- Exercise: Find each line holding "Episode" and copy it out.
[start]
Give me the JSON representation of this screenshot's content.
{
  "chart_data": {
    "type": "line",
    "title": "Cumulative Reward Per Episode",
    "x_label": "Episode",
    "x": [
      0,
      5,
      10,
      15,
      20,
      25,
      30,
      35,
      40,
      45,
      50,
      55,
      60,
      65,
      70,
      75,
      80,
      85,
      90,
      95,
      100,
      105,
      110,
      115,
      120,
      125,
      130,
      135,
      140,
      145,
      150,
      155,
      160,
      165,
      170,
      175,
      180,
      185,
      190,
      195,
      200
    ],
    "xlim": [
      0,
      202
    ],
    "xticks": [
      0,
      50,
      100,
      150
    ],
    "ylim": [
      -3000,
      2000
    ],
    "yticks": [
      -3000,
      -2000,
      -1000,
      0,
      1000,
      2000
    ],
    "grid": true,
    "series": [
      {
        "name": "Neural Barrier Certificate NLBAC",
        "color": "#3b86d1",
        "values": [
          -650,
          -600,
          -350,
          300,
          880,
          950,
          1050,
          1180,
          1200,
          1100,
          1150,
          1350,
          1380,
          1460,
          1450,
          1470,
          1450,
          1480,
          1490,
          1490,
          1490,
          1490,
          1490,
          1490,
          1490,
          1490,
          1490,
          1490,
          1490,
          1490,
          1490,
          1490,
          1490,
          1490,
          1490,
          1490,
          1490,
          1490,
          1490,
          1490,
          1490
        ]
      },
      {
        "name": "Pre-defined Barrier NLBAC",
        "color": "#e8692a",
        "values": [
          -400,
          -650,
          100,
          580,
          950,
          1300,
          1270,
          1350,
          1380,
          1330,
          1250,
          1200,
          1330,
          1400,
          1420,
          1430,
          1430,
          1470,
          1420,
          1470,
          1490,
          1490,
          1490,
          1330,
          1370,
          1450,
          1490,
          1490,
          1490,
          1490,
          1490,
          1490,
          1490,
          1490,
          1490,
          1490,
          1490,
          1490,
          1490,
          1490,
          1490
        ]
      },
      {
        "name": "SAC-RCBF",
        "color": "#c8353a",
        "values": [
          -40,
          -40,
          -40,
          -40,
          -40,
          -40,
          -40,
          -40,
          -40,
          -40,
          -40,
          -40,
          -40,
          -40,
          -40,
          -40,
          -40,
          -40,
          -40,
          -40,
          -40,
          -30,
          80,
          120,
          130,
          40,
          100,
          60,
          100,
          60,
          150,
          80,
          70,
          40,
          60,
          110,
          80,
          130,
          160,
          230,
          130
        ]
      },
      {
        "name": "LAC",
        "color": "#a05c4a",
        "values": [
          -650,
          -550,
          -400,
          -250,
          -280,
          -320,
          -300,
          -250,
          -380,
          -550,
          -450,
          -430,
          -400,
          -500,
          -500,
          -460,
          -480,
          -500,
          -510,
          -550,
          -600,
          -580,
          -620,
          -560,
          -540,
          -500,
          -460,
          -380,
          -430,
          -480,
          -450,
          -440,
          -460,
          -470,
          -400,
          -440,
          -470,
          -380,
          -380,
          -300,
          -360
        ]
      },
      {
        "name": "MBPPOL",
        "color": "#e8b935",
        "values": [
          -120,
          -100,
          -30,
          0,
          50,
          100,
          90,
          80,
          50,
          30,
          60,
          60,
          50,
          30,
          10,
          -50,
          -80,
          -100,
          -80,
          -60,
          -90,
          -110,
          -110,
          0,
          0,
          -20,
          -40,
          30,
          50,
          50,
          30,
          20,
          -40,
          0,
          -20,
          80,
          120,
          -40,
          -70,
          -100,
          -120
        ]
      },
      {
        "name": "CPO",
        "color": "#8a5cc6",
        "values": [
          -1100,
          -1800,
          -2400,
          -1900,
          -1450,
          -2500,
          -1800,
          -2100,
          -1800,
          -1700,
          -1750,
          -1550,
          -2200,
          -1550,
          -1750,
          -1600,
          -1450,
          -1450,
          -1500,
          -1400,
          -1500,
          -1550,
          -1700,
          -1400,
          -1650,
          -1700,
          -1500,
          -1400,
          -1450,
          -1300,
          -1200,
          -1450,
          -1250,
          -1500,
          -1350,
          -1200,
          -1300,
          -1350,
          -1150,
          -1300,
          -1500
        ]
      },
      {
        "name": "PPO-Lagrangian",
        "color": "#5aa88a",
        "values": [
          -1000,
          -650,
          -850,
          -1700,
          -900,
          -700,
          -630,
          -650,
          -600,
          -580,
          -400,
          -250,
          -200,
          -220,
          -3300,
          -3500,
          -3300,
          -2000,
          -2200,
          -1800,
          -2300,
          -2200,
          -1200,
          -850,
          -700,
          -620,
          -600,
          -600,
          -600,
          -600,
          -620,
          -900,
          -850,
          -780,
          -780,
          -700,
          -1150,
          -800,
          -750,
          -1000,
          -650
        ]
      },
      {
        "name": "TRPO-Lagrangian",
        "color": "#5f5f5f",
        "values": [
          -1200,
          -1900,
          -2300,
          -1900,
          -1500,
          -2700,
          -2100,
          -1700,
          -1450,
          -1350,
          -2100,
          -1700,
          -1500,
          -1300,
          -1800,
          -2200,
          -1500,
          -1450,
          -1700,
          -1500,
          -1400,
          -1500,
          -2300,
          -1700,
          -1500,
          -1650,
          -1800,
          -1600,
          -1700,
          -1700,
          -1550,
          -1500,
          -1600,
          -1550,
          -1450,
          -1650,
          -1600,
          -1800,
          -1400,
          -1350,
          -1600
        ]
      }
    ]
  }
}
[end]
- Correct output:
    "title": "Cumulative Reward Per Episode",
    "x_label": "Episode",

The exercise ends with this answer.